**Short exercise**
State the number of lines in the material below that have "formulasi" in them, without any other text.
##### Source material #####
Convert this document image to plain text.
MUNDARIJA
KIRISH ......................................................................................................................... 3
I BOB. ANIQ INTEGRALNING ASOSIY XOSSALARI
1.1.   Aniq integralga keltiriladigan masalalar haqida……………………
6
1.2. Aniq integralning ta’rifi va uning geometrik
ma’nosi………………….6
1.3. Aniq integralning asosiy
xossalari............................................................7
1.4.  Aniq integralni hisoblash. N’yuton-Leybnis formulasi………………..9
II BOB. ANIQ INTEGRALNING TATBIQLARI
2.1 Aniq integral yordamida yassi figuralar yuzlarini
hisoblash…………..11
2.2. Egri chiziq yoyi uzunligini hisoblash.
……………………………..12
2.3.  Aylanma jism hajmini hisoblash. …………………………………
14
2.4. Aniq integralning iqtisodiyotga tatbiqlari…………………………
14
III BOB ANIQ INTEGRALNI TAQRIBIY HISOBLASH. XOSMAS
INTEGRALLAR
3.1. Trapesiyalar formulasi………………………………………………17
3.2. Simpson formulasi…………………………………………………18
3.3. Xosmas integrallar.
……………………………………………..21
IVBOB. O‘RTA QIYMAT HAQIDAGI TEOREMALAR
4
#####
**Response**
3